(Stored records)

▽

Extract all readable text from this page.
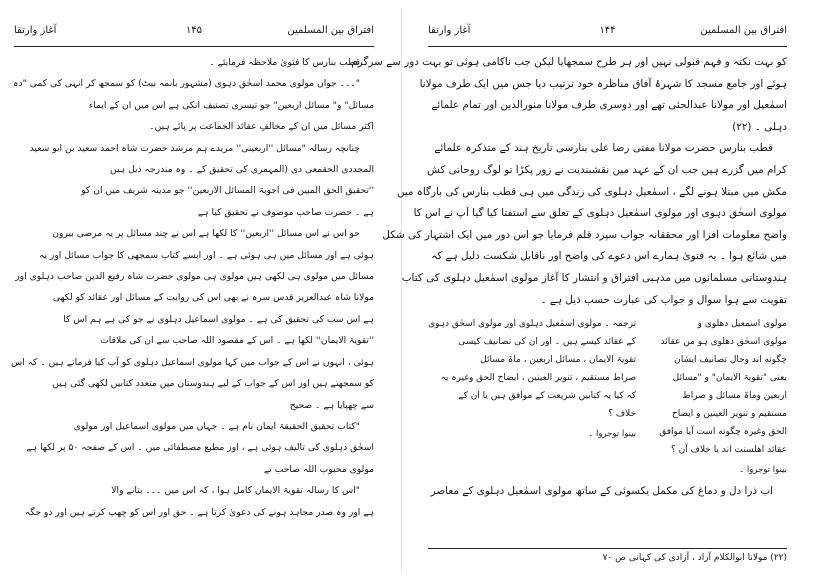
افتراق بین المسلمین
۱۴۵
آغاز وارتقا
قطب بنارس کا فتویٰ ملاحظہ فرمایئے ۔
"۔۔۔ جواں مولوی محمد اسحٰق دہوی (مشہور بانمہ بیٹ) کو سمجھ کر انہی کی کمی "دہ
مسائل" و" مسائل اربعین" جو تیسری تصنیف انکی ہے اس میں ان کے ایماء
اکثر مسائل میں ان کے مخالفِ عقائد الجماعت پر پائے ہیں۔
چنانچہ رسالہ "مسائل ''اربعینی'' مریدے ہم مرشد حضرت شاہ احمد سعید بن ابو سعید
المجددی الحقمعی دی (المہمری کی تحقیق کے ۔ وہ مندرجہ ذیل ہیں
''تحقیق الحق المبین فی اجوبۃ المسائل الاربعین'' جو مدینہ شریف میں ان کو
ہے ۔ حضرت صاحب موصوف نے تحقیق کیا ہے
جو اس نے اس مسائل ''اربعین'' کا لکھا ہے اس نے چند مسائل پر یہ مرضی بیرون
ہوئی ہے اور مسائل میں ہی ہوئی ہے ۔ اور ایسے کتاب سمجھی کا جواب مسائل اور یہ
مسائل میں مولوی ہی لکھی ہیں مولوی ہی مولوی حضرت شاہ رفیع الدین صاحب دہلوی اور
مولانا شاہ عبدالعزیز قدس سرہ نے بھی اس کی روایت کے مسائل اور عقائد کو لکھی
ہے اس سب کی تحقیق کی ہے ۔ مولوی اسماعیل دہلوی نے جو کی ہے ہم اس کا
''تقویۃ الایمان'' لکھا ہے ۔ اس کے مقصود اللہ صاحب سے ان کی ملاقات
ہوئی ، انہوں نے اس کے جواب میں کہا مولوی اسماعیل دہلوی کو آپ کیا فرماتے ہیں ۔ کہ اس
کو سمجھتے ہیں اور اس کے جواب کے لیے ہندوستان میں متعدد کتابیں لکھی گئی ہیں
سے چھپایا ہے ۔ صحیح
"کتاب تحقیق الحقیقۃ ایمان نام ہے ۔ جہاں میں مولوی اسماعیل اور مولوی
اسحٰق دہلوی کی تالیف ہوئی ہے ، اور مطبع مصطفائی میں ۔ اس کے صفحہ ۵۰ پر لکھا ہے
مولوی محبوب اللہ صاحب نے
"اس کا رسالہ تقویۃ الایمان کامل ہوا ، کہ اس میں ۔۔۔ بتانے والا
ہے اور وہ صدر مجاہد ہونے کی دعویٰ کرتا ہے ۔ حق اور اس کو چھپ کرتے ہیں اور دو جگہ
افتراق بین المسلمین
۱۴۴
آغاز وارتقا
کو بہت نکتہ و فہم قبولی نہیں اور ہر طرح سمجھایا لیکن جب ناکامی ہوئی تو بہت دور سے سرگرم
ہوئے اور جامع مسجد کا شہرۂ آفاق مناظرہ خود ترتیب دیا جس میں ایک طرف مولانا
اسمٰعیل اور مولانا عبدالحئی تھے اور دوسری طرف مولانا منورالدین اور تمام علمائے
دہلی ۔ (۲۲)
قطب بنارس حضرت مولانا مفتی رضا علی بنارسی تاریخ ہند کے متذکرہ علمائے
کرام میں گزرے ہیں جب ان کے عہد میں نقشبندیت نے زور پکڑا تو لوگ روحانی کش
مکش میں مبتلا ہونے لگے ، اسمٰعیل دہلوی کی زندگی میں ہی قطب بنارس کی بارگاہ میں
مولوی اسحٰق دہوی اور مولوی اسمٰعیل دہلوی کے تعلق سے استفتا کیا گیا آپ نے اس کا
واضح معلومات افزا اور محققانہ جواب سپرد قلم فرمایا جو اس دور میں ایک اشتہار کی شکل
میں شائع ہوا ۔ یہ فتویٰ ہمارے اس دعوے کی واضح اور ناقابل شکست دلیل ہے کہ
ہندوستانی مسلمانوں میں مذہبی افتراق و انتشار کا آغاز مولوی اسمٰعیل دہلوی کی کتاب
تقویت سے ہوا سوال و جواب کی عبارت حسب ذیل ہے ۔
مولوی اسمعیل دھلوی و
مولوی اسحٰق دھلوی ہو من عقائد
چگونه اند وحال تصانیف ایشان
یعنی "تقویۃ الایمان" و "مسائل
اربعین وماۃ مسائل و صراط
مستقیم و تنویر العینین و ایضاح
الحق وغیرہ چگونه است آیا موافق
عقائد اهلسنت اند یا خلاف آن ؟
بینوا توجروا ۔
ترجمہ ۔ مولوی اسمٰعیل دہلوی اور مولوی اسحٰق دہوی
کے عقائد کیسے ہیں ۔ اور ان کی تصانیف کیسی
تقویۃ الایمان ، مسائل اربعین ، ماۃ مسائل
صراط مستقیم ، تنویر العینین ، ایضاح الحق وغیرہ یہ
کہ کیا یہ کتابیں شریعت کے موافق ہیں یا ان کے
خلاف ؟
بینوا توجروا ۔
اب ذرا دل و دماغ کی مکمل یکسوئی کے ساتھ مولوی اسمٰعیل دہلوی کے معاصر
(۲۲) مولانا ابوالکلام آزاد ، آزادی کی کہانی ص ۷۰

△

-- TASK DETAILS --
Skip the pictures and transcribe the rest of the records exactly.

-- TASK RESPONSE --
Extract all readable text from this page.
افتراق بین المسلمین
۱۴۵
آغاز وارتقا
قطب بنارس کا فتویٰ ملاحظہ فرمایئے ۔
"۔۔۔ جواں مولوی محمد اسحٰق دہوی (مشہور بانمہ بیٹ) کو سمجھ کر انہی کی کمی "دہ
مسائل" و" مسائل اربعین" جو تیسری تصنیف انکی ہے اس میں ان کے ایماء
اکثر مسائل میں ان کے مخالفِ عقائد الجماعت پر پائے ہیں۔
چنانچہ رسالہ "مسائل ''اربعینی'' مریدے ہم مرشد حضرت شاہ احمد سعید بن ابو سعید
المجددی الحقمعی دی (المہمری کی تحقیق کے ۔ وہ مندرجہ ذیل ہیں
''تحقیق الحق المبین فی اجوبۃ المسائل الاربعین'' جو مدینہ شریف میں ان کو
ہے ۔ حضرت صاحب موصوف نے تحقیق کیا ہے
جو اس نے اس مسائل ''اربعین'' کا لکھا ہے اس نے چند مسائل پر یہ مرضی بیرون
ہوئی ہے اور مسائل میں ہی ہوئی ہے ۔ اور ایسے کتاب سمجھی کا جواب مسائل اور یہ
مسائل میں مولوی ہی لکھی ہیں مولوی ہی مولوی حضرت شاہ رفیع الدین صاحب دہلوی اور
مولانا شاہ عبدالعزیز قدس سرہ نے بھی اس کی روایت کے مسائل اور عقائد کو لکھی
ہے اس سب کی تحقیق کی ہے ۔ مولوی اسماعیل دہلوی نے جو کی ہے ہم اس کا
''تقویۃ الایمان'' لکھا ہے ۔ اس کے مقصود اللہ صاحب سے ان کی ملاقات
ہوئی ، انہوں نے اس کے جواب میں کہا مولوی اسماعیل دہلوی کو آپ کیا فرماتے ہیں ۔ کہ اس
کو سمجھتے ہیں اور اس کے جواب کے لیے ہندوستان میں متعدد کتابیں لکھی گئی ہیں
سے چھپایا ہے ۔ صحیح
"کتاب تحقیق الحقیقۃ ایمان نام ہے ۔ جہاں میں مولوی اسماعیل اور مولوی
اسحٰق دہلوی کی تالیف ہوئی ہے ، اور مطبع مصطفائی میں ۔ اس کے صفحہ ۵۰ پر لکھا ہے
مولوی محبوب اللہ صاحب نے
"اس کا رسالہ تقویۃ الایمان کامل ہوا ، کہ اس میں ۔۔۔ بتانے والا
ہے اور وہ صدر مجاہد ہونے کی دعویٰ کرتا ہے ۔ حق اور اس کو چھپ کرتے ہیں اور دو جگہ
افتراق بین المسلمین
۱۴۴
آغاز وارتقا
کو بہت نکتہ و فہم قبولی نہیں اور ہر طرح سمجھایا لیکن جب ناکامی ہوئی تو بہت دور سے سرگرم
ہوئے اور جامع مسجد کا شہرۂ آفاق مناظرہ خود ترتیب دیا جس میں ایک طرف مولانا
اسمٰعیل اور مولانا عبدالحئی تھے اور دوسری طرف مولانا منورالدین اور تمام علمائے
دہلی ۔ (۲۲)
قطب بنارس حضرت مولانا مفتی رضا علی بنارسی تاریخ ہند کے متذکرہ علمائے
کرام میں گزرے ہیں جب ان کے عہد میں نقشبندیت نے زور پکڑا تو لوگ روحانی کش
مکش میں مبتلا ہونے لگے ، اسمٰعیل دہلوی کی زندگی میں ہی قطب بنارس کی بارگاہ میں
مولوی اسحٰق دہوی اور مولوی اسمٰعیل دہلوی کے تعلق سے استفتا کیا گیا آپ نے اس کا
واضح معلومات افزا اور محققانہ جواب سپرد قلم فرمایا جو اس دور میں ایک اشتہار کی شکل
میں شائع ہوا ۔ یہ فتویٰ ہمارے اس دعوے کی واضح اور ناقابل شکست دلیل ہے کہ
ہندوستانی مسلمانوں میں مذہبی افتراق و انتشار کا آغاز مولوی اسمٰعیل دہلوی کی کتاب
تقویت سے ہوا سوال و جواب کی عبارت حسب ذیل ہے ۔
مولوی اسمعیل دھلوی و
مولوی اسحٰق دھلوی ہو من عقائد
چگونه اند وحال تصانیف ایشان
یعنی "تقویۃ الایمان" و "مسائل
اربعین وماۃ مسائل و صراط
مستقیم و تنویر العینین و ایضاح
الحق وغیرہ چگونه است آیا موافق
عقائد اهلسنت اند یا خلاف آن ؟
بینوا توجروا ۔
ترجمہ ۔ مولوی اسمٰعیل دہلوی اور مولوی اسحٰق دہوی
کے عقائد کیسے ہیں ۔ اور ان کی تصانیف کیسی
تقویۃ الایمان ، مسائل اربعین ، ماۃ مسائل
صراط مستقیم ، تنویر العینین ، ایضاح الحق وغیرہ یہ
کہ کیا یہ کتابیں شریعت کے موافق ہیں یا ان کے
خلاف ؟
بینوا توجروا ۔
اب ذرا دل و دماغ کی مکمل یکسوئی کے ساتھ مولوی اسمٰعیل دہلوی کے معاصر
(۲۲) مولانا ابوالکلام آزاد ، آزادی کی کہانی ص ۷۰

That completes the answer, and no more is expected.